**** The input

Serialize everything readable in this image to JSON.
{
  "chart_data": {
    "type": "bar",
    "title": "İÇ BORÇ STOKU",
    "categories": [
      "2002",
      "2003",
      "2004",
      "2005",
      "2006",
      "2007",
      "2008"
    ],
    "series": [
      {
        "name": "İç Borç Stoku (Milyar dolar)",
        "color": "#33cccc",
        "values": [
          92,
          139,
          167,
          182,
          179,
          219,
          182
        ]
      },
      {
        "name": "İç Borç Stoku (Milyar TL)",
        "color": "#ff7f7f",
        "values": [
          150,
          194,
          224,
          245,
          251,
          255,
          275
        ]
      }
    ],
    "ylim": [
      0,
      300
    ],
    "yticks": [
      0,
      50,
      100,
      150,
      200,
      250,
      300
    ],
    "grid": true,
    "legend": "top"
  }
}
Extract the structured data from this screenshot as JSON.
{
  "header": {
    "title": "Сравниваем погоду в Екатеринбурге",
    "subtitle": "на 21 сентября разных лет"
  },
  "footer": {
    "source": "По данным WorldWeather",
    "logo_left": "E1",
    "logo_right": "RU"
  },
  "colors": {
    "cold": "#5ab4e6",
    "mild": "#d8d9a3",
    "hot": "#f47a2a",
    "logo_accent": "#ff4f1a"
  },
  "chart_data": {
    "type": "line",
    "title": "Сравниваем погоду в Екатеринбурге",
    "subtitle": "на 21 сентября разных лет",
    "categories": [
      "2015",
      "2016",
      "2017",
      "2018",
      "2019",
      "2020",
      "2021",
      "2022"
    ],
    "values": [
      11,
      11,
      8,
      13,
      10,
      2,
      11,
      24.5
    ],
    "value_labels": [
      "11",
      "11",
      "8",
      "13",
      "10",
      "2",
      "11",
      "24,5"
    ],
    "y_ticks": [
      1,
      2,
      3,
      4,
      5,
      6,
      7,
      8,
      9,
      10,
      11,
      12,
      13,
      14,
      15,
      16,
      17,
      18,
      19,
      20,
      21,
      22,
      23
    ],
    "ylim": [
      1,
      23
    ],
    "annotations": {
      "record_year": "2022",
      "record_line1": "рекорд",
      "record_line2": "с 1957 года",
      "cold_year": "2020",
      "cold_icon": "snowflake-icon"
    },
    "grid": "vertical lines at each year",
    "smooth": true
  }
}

********

» **Work required**
Transcribe the entire listing above precisely.

» **Task output**
Serialize everything readable in this image to JSON.
{
  "chart_data": {
    "type": "bar",
    "title": "İÇ BORÇ STOKU",
    "categories": [
      "2002",
      "2003",
      "2004",
      "2005",
      "2006",
      "2007",
      "2008"
    ],
    "series": [
      {
        "name": "İç Borç Stoku (Milyar dolar)",
        "color": "#33cccc",
        "values": [
          92,
          139,
          167,
          182,
          179,
          219,
          182
        ]
      },
      {
        "name": "İç Borç Stoku (Milyar TL)",
        "color": "#ff7f7f",
        "values": [
          150,
          194,
          224,
          245,
          251,
          255,
          275
        ]
      }
    ],
    "ylim": [
      0,
      300
    ],
    "yticks": [
      0,
      50,
      100,
      150,
      200,
      250,
      300
    ],
    "grid": true,
    "legend": "top"
  }
}
Extract the structured data from this screenshot as JSON.
{
  "header": {
    "title": "Сравниваем погоду в Екатеринбурге",
    "subtitle": "на 21 сентября разных лет"
  },
  "footer": {
    "source": "По данным WorldWeather",
    "logo_left": "E1",
    "logo_right": "RU"
  },
  "colors": {
    "cold": "#5ab4e6",
    "mild": "#d8d9a3",
    "hot": "#f47a2a",
    "logo_accent": "#ff4f1a"
  },
  "chart_data": {
    "type": "line",
    "title": "Сравниваем погоду в Екатеринбурге",
    "subtitle": "на 21 сентября разных лет",
    "categories": [
      "2015",
      "2016",
      "2017",
      "2018",
      "2019",
      "2020",
      "2021",
      "2022"
    ],
    "values": [
      11,
      11,
      8,
      13,
      10,
      2,
      11,
      24.5
    ],
    "value_labels": [
      "11",
      "11",
      "8",
      "13",
      "10",
      "2",
      "11",
      "24,5"
    ],
    "y_ticks": [
      1,
      2,
      3,
      4,
      5,
      6,
      7,
      8,
      9,
      10,
      11,
      12,
      13,
      14,
      15,
      16,
      17,
      18,
      19,
      20,
      21,
      22,
      23
    ],
    "ylim": [
      1,
      23
    ],
    "annotations": {
      "record_year": "2022",
      "record_line1": "рекорд",
      "record_line2": "с 1957 года",
      "cold_year": "2020",
      "cold_icon": "snowflake-icon"
    },
    "grid": "vertical lines at each year",
    "smooth": true
  }
}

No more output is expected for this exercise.